**Dataset:**
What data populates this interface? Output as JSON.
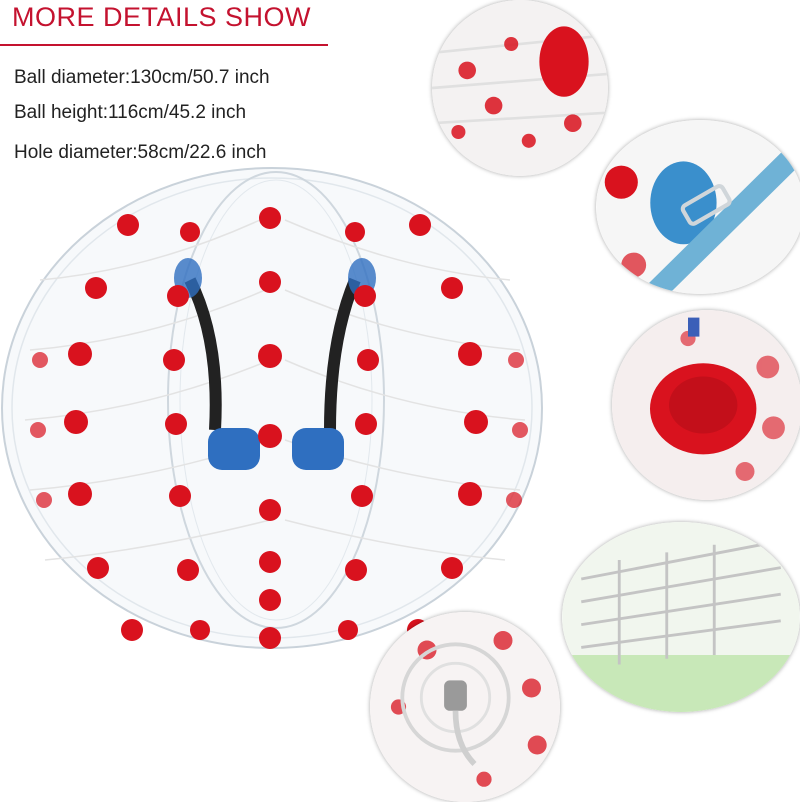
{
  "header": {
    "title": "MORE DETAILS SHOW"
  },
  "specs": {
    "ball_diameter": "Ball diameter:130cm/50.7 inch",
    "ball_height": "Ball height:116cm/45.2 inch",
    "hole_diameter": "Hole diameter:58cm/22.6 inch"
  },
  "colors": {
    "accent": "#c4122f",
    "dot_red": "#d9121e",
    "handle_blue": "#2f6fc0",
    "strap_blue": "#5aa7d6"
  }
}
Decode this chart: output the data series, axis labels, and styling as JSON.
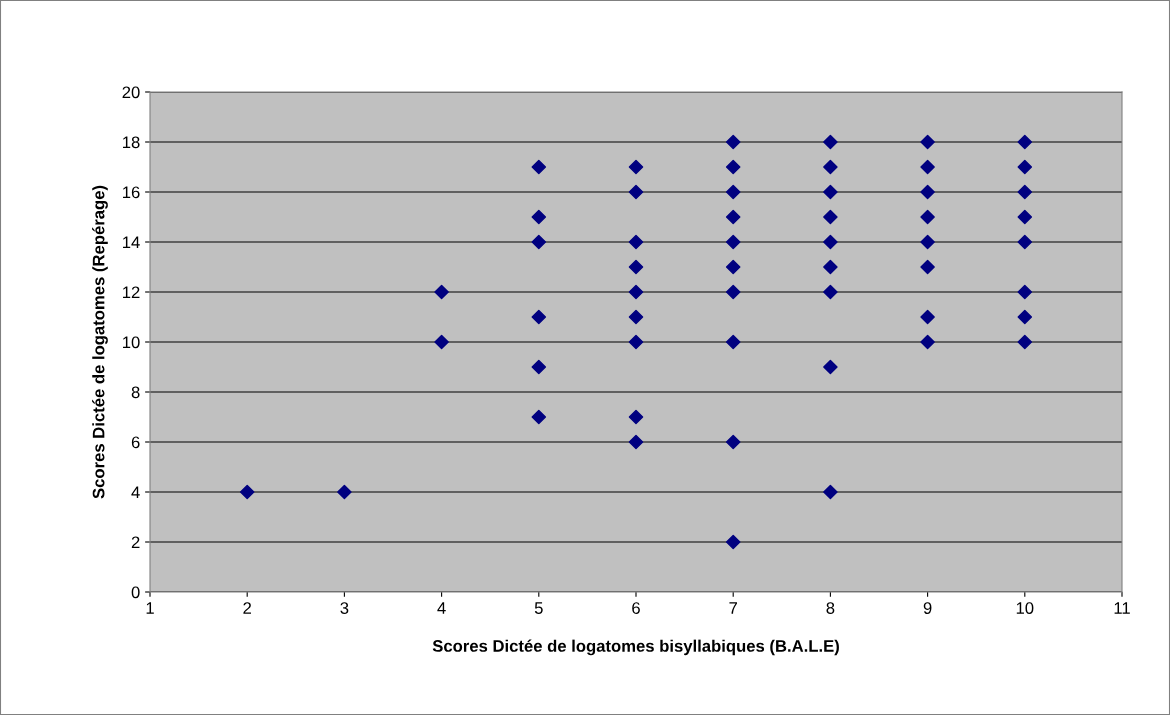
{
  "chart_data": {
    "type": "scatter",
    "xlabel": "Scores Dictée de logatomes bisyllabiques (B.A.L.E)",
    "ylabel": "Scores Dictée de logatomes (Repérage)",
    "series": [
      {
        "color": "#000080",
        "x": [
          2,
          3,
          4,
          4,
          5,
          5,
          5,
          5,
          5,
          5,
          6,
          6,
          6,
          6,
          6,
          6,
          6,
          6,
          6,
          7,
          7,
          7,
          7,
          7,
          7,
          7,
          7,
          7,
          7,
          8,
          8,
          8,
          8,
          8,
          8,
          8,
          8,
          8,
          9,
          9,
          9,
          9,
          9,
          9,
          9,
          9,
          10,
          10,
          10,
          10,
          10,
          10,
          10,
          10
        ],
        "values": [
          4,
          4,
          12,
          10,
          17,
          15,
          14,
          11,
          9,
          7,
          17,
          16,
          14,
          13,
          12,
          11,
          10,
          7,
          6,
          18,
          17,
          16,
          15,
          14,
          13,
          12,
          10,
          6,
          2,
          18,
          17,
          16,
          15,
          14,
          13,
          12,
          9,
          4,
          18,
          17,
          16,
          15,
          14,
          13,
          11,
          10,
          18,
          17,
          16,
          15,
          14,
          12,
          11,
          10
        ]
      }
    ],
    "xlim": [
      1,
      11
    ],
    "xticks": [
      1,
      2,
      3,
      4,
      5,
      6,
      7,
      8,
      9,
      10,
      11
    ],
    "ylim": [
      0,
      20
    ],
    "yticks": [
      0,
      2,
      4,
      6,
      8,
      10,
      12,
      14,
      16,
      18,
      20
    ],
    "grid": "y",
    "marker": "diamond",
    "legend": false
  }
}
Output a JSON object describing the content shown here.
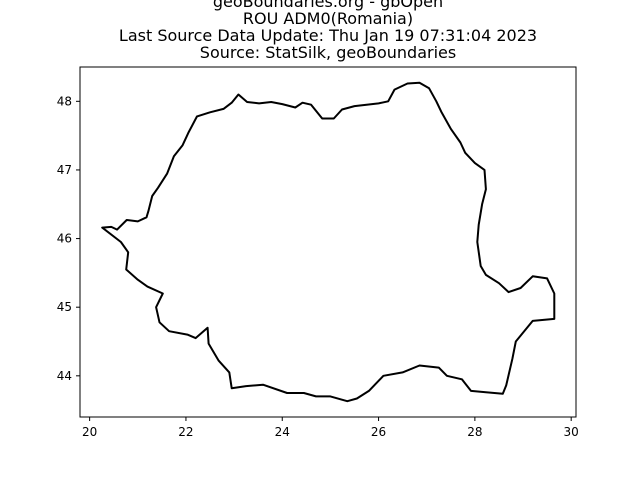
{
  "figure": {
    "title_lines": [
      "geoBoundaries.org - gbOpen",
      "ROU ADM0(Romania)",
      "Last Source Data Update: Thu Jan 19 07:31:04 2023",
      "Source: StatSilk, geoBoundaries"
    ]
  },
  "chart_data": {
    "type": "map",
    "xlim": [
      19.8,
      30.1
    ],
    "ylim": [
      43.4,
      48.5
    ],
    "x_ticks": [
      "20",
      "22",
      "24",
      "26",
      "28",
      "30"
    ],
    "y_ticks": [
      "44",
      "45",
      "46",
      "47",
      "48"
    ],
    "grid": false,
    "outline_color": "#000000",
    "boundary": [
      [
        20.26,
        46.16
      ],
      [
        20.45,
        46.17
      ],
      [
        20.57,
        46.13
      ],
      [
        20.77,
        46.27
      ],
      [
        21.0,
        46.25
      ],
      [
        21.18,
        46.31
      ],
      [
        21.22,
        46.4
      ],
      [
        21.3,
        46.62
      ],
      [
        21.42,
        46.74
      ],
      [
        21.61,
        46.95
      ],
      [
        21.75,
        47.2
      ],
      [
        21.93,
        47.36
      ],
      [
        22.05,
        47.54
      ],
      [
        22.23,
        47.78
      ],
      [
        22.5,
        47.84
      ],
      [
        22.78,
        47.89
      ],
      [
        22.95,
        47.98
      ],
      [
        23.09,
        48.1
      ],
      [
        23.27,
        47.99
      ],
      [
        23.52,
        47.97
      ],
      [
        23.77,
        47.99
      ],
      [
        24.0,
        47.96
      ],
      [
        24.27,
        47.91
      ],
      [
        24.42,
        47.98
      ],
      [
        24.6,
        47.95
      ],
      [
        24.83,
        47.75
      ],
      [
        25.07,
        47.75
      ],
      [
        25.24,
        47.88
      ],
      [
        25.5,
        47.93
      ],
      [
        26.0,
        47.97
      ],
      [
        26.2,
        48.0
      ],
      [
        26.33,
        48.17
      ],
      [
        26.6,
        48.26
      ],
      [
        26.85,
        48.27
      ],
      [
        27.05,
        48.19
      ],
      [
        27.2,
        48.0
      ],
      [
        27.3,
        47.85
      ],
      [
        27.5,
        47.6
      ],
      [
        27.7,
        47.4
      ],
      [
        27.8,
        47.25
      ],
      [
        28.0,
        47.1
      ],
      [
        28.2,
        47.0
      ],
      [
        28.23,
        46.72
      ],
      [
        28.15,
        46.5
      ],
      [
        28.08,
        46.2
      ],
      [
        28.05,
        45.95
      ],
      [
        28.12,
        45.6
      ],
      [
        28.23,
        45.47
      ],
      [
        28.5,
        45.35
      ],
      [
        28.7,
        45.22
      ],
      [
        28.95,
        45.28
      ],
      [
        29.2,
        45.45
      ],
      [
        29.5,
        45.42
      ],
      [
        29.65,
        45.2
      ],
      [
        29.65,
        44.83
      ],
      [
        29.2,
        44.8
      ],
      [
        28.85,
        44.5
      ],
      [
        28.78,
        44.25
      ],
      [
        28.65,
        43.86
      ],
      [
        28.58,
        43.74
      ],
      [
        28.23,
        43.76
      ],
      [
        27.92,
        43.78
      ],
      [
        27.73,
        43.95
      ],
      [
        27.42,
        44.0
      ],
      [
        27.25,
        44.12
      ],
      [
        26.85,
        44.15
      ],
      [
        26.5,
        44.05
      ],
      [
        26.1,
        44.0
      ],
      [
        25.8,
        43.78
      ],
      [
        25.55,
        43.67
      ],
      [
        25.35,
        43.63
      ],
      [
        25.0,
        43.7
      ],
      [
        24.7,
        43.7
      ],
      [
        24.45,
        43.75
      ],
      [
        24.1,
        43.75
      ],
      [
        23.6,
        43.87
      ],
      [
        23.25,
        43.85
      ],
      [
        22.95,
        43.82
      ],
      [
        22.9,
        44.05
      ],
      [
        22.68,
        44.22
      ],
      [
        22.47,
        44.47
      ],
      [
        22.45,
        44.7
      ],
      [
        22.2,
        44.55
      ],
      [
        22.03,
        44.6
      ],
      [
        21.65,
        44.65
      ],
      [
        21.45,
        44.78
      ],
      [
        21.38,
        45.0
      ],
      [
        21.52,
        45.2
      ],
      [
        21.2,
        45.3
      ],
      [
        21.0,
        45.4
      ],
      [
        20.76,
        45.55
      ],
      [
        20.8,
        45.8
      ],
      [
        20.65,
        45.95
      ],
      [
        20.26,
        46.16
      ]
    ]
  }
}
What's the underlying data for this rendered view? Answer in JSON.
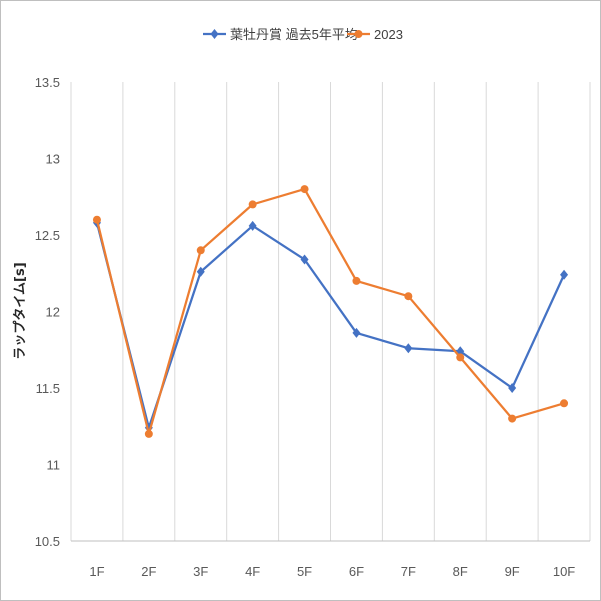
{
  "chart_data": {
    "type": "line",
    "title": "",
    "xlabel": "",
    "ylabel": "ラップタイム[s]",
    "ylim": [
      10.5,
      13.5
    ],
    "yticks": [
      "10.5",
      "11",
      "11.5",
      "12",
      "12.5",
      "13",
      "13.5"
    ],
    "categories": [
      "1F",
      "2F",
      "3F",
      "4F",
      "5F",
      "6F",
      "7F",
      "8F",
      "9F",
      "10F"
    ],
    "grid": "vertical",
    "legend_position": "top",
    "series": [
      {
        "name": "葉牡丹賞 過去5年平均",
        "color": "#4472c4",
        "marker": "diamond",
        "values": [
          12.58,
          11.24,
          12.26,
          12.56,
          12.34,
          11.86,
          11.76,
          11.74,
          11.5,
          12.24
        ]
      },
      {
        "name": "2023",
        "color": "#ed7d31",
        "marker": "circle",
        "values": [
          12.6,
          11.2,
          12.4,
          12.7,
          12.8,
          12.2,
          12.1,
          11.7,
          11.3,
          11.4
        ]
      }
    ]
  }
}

**Exercise prompt:** Copy out each record shown above without alteration, skipping any picture.

**Solution for this task:**
What data populates this interface? Output as JSON.
{
  "header": {
    "title": "MORE DETAILS SHOW"
  },
  "specs": {
    "ball_diameter": "Ball diameter:130cm/50.7 inch",
    "ball_height": "Ball height:116cm/45.2 inch",
    "hole_diameter": "Hole diameter:58cm/22.6 inch"
  },
  "colors": {
    "accent": "#c4122f",
    "dot_red": "#d9121e",
    "handle_blue": "#2f6fc0",
    "strap_blue": "#5aa7d6"
  }
}
Decode this chart: output the data series, axis labels, and styling as JSON.
{
  "chart_data": {
    "type": "scatter",
    "xlabel": "Scores Dictée de logatomes bisyllabiques (B.A.L.E)",
    "ylabel": "Scores Dictée de logatomes (Repérage)",
    "series": [
      {
        "color": "#000080",
        "x": [
          2,
          3,
          4,
          4,
          5,
          5,
          5,
          5,
          5,
          5,
          6,
          6,
          6,
          6,
          6,
          6,
          6,
          6,
          6,
          7,
          7,
          7,
          7,
          7,
          7,
          7,
          7,
          7,
          7,
          8,
          8,
          8,
          8,
          8,
          8,
          8,
          8,
          8,
          9,
          9,
          9,
          9,
          9,
          9,
          9,
          9,
          10,
          10,
          10,
          10,
          10,
          10,
          10,
          10
        ],
        "values": [
          4,
          4,
          12,
          10,
          17,
          15,
          14,
          11,
          9,
          7,
          17,
          16,
          14,
          13,
          12,
          11,
          10,
          7,
          6,
          18,
          17,
          16,
          15,
          14,
          13,
          12,
          10,
          6,
          2,
          18,
          17,
          16,
          15,
          14,
          13,
          12,
          9,
          4,
          18,
          17,
          16,
          15,
          14,
          13,
          11,
          10,
          18,
          17,
          16,
          15,
          14,
          12,
          11,
          10
        ]
      }
    ],
    "xlim": [
      1,
      11
    ],
    "xticks": [
      1,
      2,
      3,
      4,
      5,
      6,
      7,
      8,
      9,
      10,
      11
    ],
    "ylim": [
      0,
      20
    ],
    "yticks": [
      0,
      2,
      4,
      6,
      8,
      10,
      12,
      14,
      16,
      18,
      20
    ],
    "grid": "y",
    "marker": "diamond",
    "legend": false
  }
}
Output a JSON object describing the content shown here.
{
  "figure": {
    "title_lines": [
      "geoBoundaries.org - gbOpen",
      "ROU ADM0(Romania)",
      "Last Source Data Update: Thu Jan 19 07:31:04 2023",
      "Source: StatSilk, geoBoundaries"
    ]
  },
  "chart_data": {
    "type": "map",
    "xlim": [
      19.8,
      30.1
    ],
    "ylim": [
      43.4,
      48.5
    ],
    "x_ticks": [
      "20",
      "22",
      "24",
      "26",
      "28",
      "30"
    ],
    "y_ticks": [
      "44",
      "45",
      "46",
      "47",
      "48"
    ],
    "grid": false,
    "outline_color": "#000000",
    "boundary": [
      [
        20.26,
        46.16
      ],
      [
        20.45,
        46.17
      ],
      [
        20.57,
        46.13
      ],
      [
        20.77,
        46.27
      ],
      [
        21.0,
        46.25
      ],
      [
        21.18,
        46.31
      ],
      [
        21.22,
        46.4
      ],
      [
        21.3,
        46.62
      ],
      [
        21.42,
        46.74
      ],
      [
        21.61,
        46.95
      ],
      [
        21.75,
        47.2
      ],
      [
        21.93,
        47.36
      ],
      [
        22.05,
        47.54
      ],
      [
        22.23,
        47.78
      ],
      [
        22.5,
        47.84
      ],
      [
        22.78,
        47.89
      ],
      [
        22.95,
        47.98
      ],
      [
        23.09,
        48.1
      ],
      [
        23.27,
        47.99
      ],
      [
        23.52,
        47.97
      ],
      [
        23.77,
        47.99
      ],
      [
        24.0,
        47.96
      ],
      [
        24.27,
        47.91
      ],
      [
        24.42,
        47.98
      ],
      [
        24.6,
        47.95
      ],
      [
        24.83,
        47.75
      ],
      [
        25.07,
        47.75
      ],
      [
        25.24,
        47.88
      ],
      [
        25.5,
        47.93
      ],
      [
        26.0,
        47.97
      ],
      [
        26.2,
        48.0
      ],
      [
        26.33,
        48.17
      ],
      [
        26.6,
        48.26
      ],
      [
        26.85,
        48.27
      ],
      [
        27.05,
        48.19
      ],
      [
        27.2,
        48.0
      ],
      [
        27.3,
        47.85
      ],
      [
        27.5,
        47.6
      ],
      [
        27.7,
        47.4
      ],
      [
        27.8,
        47.25
      ],
      [
        28.0,
        47.1
      ],
      [
        28.2,
        47.0
      ],
      [
        28.23,
        46.72
      ],
      [
        28.15,
        46.5
      ],
      [
        28.08,
        46.2
      ],
      [
        28.05,
        45.95
      ],
      [
        28.12,
        45.6
      ],
      [
        28.23,
        45.47
      ],
      [
        28.5,
        45.35
      ],
      [
        28.7,
        45.22
      ],
      [
        28.95,
        45.28
      ],
      [
        29.2,
        45.45
      ],
      [
        29.5,
        45.42
      ],
      [
        29.65,
        45.2
      ],
      [
        29.65,
        44.83
      ],
      [
        29.2,
        44.8
      ],
      [
        28.85,
        44.5
      ],
      [
        28.78,
        44.25
      ],
      [
        28.65,
        43.86
      ],
      [
        28.58,
        43.74
      ],
      [
        28.23,
        43.76
      ],
      [
        27.92,
        43.78
      ],
      [
        27.73,
        43.95
      ],
      [
        27.42,
        44.0
      ],
      [
        27.25,
        44.12
      ],
      [
        26.85,
        44.15
      ],
      [
        26.5,
        44.05
      ],
      [
        26.1,
        44.0
      ],
      [
        25.8,
        43.78
      ],
      [
        25.55,
        43.67
      ],
      [
        25.35,
        43.63
      ],
      [
        25.0,
        43.7
      ],
      [
        24.7,
        43.7
      ],
      [
        24.45,
        43.75
      ],
      [
        24.1,
        43.75
      ],
      [
        23.6,
        43.87
      ],
      [
        23.25,
        43.85
      ],
      [
        22.95,
        43.82
      ],
      [
        22.9,
        44.05
      ],
      [
        22.68,
        44.22
      ],
      [
        22.47,
        44.47
      ],
      [
        22.45,
        44.7
      ],
      [
        22.2,
        44.55
      ],
      [
        22.03,
        44.6
      ],
      [
        21.65,
        44.65
      ],
      [
        21.45,
        44.78
      ],
      [
        21.38,
        45.0
      ],
      [
        21.52,
        45.2
      ],
      [
        21.2,
        45.3
      ],
      [
        21.0,
        45.4
      ],
      [
        20.76,
        45.55
      ],
      [
        20.8,
        45.8
      ],
      [
        20.65,
        45.95
      ],
      [
        20.26,
        46.16
      ]
    ]
  }
}
What's the underlying data for this rendered view? Answer in JSON.
{
  "chart_data": {
    "type": "line",
    "title": "",
    "xlabel": "",
    "ylabel": "ラップタイム[s]",
    "ylim": [
      10.5,
      13.5
    ],
    "yticks": [
      "10.5",
      "11",
      "11.5",
      "12",
      "12.5",
      "13",
      "13.5"
    ],
    "categories": [
      "1F",
      "2F",
      "3F",
      "4F",
      "5F",
      "6F",
      "7F",
      "8F",
      "9F",
      "10F"
    ],
    "grid": "vertical",
    "legend_position": "top",
    "series": [
      {
        "name": "葉牡丹賞 過去5年平均",
        "color": "#4472c4",
        "marker": "diamond",
        "values": [
          12.58,
          11.24,
          12.26,
          12.56,
          12.34,
          11.86,
          11.76,
          11.74,
          11.5,
          12.24
        ]
      },
      {
        "name": "2023",
        "color": "#ed7d31",
        "marker": "circle",
        "values": [
          12.6,
          11.2,
          12.4,
          12.7,
          12.8,
          12.2,
          12.1,
          11.7,
          11.3,
          11.4
        ]
      }
    ]
  }
}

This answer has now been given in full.